WHAT YOU HAVE TO DO: Find the word "contours" in the data. Return every line where it appears.

INFORMATION SUPPLIED:
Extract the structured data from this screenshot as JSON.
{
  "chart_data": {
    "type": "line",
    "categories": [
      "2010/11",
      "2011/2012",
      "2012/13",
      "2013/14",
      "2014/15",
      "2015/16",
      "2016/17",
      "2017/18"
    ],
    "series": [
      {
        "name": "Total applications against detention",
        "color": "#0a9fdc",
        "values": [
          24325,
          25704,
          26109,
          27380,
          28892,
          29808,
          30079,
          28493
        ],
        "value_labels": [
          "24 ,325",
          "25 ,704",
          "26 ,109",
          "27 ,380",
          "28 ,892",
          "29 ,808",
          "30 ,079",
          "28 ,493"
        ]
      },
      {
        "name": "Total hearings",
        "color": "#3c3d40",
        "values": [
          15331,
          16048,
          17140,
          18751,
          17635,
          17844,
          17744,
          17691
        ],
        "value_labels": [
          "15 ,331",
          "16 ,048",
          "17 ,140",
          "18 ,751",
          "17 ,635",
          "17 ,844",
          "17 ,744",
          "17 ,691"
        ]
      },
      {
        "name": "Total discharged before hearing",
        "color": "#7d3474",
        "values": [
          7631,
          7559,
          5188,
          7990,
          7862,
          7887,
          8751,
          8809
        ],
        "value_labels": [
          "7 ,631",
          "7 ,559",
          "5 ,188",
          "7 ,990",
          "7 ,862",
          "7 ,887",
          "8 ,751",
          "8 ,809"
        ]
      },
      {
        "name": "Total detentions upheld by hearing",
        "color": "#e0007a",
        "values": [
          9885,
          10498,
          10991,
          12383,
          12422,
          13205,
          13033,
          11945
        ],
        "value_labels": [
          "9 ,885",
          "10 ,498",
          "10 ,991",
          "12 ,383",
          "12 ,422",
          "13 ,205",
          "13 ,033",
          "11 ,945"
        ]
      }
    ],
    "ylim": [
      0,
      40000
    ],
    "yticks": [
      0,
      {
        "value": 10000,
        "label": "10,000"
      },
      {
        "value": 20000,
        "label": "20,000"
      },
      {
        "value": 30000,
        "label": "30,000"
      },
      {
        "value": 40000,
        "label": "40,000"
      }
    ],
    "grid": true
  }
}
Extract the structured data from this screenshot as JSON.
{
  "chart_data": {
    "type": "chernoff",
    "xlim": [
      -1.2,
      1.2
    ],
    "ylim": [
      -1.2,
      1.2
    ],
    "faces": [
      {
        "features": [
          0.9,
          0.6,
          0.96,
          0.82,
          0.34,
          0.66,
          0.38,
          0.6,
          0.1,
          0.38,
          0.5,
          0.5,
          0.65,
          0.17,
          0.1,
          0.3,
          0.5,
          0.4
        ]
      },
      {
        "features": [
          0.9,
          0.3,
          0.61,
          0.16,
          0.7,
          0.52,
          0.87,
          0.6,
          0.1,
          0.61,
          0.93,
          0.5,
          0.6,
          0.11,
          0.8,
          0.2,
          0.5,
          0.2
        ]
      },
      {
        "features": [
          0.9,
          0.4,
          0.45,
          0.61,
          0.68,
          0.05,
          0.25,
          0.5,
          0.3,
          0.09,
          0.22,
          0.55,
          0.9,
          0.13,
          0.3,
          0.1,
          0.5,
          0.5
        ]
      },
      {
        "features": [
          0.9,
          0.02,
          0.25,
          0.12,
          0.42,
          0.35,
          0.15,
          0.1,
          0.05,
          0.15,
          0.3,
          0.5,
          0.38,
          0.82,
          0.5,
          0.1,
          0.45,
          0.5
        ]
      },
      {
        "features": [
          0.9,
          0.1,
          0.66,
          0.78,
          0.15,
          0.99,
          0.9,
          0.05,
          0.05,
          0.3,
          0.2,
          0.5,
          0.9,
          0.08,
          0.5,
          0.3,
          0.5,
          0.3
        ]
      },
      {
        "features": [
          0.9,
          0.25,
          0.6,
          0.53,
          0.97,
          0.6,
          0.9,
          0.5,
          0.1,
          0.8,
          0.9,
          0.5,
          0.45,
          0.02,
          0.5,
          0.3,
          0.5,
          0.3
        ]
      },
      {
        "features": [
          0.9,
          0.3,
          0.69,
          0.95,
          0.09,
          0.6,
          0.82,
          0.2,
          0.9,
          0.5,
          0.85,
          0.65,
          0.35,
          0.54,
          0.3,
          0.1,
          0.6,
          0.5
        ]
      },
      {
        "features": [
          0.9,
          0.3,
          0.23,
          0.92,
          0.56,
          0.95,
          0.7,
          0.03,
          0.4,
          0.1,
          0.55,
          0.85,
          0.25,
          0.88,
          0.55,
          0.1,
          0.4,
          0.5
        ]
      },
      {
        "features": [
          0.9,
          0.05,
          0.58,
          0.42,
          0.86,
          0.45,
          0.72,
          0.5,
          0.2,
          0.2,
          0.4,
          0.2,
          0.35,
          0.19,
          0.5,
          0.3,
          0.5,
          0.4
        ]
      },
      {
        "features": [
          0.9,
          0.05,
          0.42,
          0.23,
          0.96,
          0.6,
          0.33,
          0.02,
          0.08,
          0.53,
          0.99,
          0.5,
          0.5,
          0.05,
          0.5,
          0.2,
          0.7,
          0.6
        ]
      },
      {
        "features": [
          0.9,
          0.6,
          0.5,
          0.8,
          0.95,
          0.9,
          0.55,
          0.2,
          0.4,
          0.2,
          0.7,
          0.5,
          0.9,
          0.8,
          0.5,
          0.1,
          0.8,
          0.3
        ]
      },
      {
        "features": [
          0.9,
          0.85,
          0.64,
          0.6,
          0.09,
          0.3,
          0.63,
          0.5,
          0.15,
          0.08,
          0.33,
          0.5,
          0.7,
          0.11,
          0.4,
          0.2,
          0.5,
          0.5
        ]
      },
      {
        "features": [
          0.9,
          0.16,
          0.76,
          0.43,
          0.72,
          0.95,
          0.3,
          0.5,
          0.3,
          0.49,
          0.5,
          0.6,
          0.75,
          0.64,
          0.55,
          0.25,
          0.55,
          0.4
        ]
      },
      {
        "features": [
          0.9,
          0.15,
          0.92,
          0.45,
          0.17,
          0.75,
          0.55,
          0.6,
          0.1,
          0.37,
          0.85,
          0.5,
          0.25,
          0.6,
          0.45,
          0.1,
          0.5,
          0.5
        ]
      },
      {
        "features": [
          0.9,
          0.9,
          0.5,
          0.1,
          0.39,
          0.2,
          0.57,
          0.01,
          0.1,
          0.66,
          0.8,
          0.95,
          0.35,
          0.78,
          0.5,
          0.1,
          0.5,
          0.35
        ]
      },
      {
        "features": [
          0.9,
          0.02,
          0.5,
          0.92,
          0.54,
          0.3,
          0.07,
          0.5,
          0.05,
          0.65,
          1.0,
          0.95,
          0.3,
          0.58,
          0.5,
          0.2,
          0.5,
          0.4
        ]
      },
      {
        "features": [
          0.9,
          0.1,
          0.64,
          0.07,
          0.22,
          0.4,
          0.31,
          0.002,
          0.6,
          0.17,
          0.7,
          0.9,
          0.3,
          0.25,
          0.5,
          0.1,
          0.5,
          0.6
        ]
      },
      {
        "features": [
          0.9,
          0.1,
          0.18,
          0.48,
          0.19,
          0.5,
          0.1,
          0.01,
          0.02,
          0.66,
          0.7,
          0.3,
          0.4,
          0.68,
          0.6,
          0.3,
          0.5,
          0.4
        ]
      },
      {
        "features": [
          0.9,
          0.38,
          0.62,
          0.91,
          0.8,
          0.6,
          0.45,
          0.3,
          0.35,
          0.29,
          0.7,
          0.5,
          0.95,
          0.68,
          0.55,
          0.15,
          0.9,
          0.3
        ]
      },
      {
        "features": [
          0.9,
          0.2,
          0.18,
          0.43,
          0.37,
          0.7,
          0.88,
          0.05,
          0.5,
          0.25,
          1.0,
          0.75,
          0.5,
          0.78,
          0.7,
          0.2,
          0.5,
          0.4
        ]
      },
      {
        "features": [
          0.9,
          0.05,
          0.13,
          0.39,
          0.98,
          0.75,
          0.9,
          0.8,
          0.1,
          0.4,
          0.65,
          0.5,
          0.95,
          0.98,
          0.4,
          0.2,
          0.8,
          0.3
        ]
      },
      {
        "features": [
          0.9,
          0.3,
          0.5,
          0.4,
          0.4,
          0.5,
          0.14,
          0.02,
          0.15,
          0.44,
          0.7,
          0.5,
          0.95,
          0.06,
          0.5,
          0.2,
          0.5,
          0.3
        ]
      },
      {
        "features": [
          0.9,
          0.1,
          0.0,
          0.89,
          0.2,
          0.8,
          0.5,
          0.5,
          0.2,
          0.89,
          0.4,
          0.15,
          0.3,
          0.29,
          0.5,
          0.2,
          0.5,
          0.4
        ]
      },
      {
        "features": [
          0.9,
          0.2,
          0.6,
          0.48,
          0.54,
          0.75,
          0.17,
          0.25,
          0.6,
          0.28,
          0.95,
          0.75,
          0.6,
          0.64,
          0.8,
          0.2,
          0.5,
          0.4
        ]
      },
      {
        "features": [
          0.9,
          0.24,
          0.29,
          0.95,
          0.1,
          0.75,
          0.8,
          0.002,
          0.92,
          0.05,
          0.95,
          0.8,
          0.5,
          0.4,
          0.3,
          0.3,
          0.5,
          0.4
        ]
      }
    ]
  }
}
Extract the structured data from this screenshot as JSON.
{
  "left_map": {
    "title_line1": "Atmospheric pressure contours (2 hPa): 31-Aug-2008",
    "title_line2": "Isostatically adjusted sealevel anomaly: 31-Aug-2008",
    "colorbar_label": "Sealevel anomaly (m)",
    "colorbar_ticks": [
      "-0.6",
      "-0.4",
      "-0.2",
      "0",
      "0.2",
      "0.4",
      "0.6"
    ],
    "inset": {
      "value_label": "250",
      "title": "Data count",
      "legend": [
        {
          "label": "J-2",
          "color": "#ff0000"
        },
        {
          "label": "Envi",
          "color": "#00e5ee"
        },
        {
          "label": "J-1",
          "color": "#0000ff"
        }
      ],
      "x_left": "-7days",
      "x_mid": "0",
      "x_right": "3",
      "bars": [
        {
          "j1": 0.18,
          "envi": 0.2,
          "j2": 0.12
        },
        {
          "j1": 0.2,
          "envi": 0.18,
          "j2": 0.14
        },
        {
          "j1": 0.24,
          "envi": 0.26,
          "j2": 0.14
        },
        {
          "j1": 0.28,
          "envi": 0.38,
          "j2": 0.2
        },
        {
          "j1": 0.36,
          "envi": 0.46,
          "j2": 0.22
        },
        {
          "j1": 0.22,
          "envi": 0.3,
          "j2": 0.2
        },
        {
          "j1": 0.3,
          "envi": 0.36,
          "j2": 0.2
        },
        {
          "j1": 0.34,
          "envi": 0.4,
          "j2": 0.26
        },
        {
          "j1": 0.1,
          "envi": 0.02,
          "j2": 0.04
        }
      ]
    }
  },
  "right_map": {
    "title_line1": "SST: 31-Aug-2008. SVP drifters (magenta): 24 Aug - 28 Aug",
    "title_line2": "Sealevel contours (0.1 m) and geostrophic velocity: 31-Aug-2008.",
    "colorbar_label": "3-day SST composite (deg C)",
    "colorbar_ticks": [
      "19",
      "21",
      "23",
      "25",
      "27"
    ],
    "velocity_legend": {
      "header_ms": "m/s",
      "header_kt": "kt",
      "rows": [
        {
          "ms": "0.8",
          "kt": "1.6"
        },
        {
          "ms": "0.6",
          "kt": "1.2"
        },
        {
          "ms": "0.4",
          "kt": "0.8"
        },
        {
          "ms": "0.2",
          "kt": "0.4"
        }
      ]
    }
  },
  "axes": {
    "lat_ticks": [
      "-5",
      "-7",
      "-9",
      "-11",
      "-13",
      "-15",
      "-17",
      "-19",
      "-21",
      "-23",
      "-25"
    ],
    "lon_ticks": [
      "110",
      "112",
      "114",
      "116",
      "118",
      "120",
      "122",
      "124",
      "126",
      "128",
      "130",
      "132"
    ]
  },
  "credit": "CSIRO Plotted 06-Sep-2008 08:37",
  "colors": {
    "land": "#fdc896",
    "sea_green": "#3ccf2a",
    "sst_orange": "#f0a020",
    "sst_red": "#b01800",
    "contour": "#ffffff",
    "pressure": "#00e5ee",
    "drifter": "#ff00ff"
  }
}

EXPECTED ANSWER:
    "title_line1": "Atmospheric pressure contours (2 hPa): 31-Aug-2008",
    "title_line2": "Sealevel contours (0.1 m) and geostrophic velocity: 31-Aug-2008.",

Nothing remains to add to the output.